-- Entries --
»»
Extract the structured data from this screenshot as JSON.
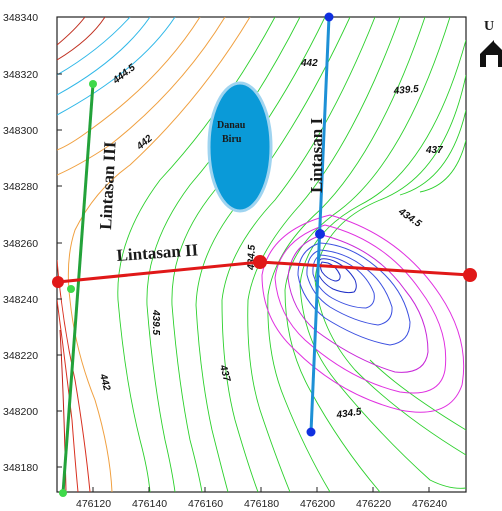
{
  "map": {
    "y_ticks": [
      "348340",
      "348320",
      "348300",
      "348280",
      "348260",
      "348240",
      "348220",
      "348200",
      "348180"
    ],
    "x_ticks": [
      "476120",
      "476140",
      "476160",
      "476180",
      "476200",
      "476220",
      "476240"
    ],
    "contour_labels": [
      "444.5",
      "442",
      "442",
      "442",
      "439.5",
      "437",
      "434.5",
      "434.5",
      "434.5",
      "439.5",
      "437",
      "442"
    ],
    "lines": {
      "line1": "Lintasan I",
      "line2": "Lintasan II",
      "line3": "Lintasan III"
    },
    "lake": {
      "line1": "Danau",
      "line2": "Biru"
    },
    "north_label": "U",
    "colors": {
      "line1": "#1e90d6",
      "line2": "#e01818",
      "line3": "#23a23a",
      "lake_fill": "#0a9ad8",
      "lake_stroke": "#9fd4f0"
    }
  }
}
««
Only a number is wanted: how many lines of the data above contain "Lintasan"?

-- The completed task --
3